* [Aim]:
Tell me how many lines hold "icon", please, using only the number.
- - - - - - -
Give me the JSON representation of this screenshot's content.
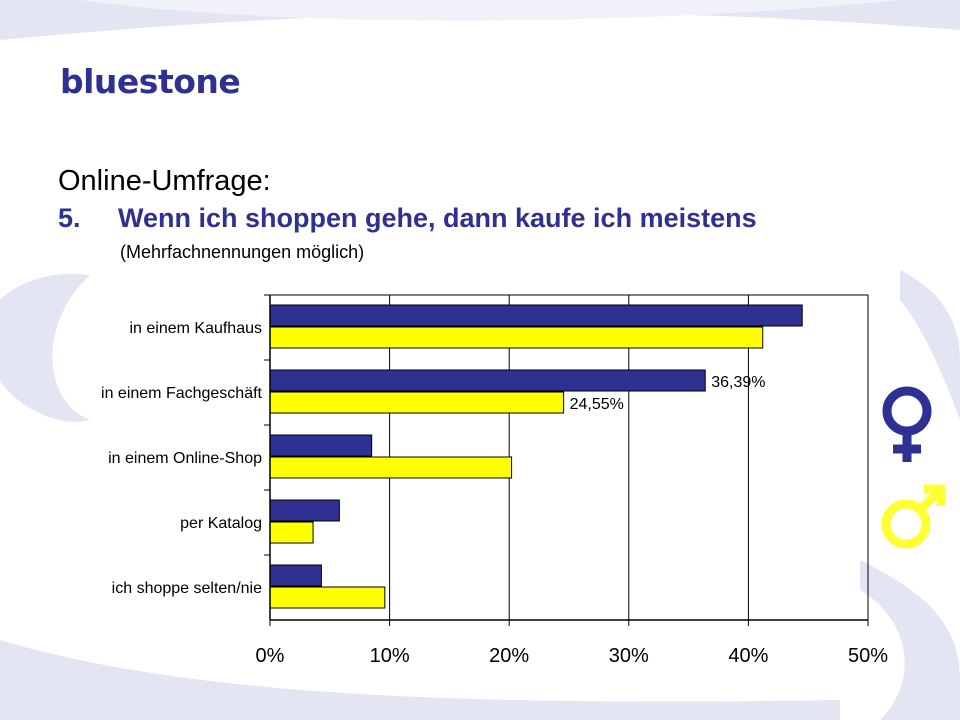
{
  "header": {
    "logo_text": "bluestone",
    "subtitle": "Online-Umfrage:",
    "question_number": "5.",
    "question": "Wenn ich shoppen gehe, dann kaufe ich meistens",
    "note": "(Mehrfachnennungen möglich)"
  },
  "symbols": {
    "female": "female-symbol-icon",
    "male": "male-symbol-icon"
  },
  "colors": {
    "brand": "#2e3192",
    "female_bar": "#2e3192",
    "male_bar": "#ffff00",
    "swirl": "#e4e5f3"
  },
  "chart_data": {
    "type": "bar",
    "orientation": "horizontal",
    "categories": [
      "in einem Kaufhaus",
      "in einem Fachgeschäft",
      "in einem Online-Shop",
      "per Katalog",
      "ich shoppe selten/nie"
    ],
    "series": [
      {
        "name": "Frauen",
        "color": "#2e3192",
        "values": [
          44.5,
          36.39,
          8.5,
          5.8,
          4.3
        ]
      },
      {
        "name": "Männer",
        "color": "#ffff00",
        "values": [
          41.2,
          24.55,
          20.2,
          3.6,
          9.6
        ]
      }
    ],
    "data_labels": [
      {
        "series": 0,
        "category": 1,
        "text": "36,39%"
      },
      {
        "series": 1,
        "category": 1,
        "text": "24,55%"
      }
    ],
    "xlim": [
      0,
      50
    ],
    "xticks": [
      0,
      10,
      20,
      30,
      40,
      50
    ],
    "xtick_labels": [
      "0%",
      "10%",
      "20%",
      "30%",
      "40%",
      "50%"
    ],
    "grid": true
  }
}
- - - - - - -
* [Result of this task]:
2